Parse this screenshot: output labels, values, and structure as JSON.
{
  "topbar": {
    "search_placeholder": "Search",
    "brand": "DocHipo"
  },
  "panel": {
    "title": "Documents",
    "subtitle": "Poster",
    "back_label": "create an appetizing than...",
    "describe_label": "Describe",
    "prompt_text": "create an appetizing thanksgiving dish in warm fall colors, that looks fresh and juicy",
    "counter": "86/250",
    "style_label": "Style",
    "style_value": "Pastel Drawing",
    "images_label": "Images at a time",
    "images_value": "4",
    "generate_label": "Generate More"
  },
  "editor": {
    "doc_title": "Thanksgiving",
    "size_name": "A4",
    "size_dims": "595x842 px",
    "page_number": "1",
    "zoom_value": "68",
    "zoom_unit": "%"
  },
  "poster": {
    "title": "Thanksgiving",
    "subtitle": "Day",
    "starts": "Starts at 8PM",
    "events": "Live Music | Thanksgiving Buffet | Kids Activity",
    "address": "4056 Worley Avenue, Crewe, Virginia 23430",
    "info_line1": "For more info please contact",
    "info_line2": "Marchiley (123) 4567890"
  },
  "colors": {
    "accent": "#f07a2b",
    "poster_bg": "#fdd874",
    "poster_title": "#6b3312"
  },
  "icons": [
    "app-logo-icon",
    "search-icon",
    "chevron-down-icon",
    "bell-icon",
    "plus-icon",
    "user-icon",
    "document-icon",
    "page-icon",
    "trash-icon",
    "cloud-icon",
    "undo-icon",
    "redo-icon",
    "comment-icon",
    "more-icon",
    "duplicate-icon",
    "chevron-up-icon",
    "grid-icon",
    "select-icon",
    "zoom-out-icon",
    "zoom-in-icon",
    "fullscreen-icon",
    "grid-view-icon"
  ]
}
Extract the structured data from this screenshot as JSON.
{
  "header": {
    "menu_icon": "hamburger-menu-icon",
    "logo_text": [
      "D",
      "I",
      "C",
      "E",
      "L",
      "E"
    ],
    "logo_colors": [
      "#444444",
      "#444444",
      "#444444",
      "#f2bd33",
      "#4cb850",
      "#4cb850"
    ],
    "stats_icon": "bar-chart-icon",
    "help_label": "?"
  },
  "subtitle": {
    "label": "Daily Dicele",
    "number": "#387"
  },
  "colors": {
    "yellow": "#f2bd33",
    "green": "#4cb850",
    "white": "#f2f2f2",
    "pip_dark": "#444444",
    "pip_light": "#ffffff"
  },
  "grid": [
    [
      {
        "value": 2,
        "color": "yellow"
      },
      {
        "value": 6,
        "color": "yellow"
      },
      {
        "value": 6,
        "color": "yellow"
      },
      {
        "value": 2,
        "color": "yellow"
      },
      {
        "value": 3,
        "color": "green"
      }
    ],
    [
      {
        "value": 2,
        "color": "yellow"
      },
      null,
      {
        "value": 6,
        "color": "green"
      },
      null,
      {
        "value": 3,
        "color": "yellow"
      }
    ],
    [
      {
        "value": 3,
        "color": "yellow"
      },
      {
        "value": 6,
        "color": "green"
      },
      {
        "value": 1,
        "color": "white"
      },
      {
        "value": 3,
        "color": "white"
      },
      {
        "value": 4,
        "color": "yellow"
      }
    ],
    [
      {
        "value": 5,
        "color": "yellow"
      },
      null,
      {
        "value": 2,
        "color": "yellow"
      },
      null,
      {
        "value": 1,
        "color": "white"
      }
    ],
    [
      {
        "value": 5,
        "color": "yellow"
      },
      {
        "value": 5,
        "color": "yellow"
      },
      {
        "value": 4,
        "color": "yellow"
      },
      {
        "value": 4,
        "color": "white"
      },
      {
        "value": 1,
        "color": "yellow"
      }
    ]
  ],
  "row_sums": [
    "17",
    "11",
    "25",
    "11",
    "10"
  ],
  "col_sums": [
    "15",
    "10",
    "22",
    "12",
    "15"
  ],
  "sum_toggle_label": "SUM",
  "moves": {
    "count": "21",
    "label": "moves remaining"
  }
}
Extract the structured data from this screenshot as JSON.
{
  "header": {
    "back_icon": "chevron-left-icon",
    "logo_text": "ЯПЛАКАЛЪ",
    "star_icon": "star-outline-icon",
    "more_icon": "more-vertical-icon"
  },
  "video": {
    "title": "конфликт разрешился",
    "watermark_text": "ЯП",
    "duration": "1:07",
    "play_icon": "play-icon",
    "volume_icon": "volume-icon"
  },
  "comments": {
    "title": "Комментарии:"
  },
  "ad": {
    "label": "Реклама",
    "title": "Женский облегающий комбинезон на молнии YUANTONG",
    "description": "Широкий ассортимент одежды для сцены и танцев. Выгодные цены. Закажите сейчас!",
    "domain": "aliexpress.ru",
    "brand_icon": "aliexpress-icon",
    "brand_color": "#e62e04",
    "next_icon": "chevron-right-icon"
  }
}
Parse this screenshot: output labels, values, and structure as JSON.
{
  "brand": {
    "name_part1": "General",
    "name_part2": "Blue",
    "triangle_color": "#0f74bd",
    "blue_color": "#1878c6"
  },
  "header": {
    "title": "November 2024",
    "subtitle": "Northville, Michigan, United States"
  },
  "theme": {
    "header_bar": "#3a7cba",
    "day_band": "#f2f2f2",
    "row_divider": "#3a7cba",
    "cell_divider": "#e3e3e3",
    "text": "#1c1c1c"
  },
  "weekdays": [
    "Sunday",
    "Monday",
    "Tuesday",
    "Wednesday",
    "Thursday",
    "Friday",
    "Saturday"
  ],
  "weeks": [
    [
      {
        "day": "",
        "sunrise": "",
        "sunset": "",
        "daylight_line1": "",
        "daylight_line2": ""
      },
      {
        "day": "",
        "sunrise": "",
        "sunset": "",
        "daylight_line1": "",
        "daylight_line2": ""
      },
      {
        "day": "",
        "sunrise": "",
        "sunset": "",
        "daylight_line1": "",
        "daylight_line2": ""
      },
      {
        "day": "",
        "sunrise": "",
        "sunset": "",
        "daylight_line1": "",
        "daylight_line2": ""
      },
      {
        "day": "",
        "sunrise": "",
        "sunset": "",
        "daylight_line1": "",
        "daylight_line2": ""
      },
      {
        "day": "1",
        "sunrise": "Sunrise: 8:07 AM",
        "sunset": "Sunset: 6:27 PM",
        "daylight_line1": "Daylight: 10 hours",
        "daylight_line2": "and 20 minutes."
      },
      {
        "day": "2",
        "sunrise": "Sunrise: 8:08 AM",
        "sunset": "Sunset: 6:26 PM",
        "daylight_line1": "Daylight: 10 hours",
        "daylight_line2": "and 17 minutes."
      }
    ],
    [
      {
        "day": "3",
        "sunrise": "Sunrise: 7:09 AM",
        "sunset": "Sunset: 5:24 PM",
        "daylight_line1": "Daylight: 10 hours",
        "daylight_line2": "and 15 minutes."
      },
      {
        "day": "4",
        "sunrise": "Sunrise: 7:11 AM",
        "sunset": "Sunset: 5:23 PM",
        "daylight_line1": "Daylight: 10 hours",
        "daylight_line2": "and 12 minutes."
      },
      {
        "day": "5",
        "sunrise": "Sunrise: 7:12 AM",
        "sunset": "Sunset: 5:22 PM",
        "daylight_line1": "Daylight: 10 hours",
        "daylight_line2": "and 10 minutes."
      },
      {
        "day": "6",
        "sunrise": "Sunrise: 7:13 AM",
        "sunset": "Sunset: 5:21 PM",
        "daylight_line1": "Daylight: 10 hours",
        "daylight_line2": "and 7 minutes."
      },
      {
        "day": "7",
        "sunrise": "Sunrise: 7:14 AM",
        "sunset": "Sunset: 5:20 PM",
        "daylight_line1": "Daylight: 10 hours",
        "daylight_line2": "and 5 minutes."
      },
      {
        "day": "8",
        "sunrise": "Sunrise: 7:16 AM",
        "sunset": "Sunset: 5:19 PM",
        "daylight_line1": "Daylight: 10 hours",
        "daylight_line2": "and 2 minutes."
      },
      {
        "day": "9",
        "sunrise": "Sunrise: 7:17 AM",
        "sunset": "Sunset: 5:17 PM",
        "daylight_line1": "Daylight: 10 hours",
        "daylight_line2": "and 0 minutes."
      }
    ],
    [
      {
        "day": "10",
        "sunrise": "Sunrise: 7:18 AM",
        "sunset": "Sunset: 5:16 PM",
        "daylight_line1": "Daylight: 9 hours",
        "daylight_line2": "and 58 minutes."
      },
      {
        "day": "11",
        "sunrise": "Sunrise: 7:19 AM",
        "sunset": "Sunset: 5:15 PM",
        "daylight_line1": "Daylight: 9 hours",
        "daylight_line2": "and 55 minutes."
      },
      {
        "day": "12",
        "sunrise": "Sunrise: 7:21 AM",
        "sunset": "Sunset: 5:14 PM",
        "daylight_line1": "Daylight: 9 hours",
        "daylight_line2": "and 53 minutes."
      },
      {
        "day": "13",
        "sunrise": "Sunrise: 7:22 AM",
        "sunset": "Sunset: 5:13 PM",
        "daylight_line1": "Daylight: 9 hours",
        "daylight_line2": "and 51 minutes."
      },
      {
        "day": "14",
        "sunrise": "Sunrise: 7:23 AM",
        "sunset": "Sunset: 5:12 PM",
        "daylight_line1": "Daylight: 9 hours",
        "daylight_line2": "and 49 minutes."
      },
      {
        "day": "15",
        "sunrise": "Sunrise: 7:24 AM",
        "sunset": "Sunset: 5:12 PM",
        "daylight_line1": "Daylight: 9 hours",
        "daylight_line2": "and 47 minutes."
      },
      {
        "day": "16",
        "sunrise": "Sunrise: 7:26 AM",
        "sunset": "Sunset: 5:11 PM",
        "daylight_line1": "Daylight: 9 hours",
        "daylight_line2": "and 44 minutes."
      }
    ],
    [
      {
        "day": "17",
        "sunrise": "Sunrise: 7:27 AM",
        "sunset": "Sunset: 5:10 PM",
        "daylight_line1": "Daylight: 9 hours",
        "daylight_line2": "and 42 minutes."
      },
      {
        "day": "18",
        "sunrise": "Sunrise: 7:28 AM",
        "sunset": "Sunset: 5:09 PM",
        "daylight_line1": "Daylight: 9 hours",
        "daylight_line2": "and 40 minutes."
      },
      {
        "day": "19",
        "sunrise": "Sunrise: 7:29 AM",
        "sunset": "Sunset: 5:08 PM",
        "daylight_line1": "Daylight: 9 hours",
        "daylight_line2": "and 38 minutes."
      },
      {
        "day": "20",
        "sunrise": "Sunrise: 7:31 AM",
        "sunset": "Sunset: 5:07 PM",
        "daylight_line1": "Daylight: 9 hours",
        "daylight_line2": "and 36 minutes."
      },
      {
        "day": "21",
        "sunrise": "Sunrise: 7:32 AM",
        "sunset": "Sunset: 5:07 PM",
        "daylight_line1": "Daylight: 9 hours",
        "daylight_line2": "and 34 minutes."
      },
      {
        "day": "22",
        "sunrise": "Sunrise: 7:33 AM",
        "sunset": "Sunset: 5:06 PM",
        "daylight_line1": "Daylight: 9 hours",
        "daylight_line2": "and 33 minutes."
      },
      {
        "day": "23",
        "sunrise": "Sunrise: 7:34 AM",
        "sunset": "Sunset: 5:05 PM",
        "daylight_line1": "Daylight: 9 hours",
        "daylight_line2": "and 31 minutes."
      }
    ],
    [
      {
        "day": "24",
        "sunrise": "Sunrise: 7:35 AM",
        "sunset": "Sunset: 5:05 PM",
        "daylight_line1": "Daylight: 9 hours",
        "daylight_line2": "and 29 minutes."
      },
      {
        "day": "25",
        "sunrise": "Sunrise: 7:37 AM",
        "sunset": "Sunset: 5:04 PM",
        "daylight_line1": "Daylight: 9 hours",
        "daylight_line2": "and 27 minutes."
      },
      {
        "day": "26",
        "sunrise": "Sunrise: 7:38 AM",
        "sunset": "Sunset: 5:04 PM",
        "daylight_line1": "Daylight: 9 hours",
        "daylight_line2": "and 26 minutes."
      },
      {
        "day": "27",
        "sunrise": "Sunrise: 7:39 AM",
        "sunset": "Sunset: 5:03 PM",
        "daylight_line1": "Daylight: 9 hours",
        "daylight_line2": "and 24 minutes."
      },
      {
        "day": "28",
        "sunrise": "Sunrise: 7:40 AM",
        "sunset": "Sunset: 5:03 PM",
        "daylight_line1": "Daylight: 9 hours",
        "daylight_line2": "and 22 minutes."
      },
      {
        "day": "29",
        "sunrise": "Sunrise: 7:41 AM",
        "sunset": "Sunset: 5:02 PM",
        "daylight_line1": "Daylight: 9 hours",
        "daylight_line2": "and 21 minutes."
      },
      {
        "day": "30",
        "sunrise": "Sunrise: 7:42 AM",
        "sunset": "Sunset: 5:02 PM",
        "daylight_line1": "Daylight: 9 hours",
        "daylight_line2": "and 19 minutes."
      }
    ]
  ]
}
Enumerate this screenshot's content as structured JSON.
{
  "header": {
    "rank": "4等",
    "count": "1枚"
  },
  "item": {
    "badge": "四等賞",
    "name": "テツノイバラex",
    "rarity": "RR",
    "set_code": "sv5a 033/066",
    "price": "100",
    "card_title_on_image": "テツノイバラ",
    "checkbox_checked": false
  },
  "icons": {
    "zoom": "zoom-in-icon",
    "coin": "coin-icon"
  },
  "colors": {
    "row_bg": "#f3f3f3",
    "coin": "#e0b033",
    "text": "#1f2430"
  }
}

○ ○ ○ ○ ○

AIM OF THE EXERCISE: How many lines in these entries hold the string "chevron"? Answer with the number alone.

THE REPLY: 4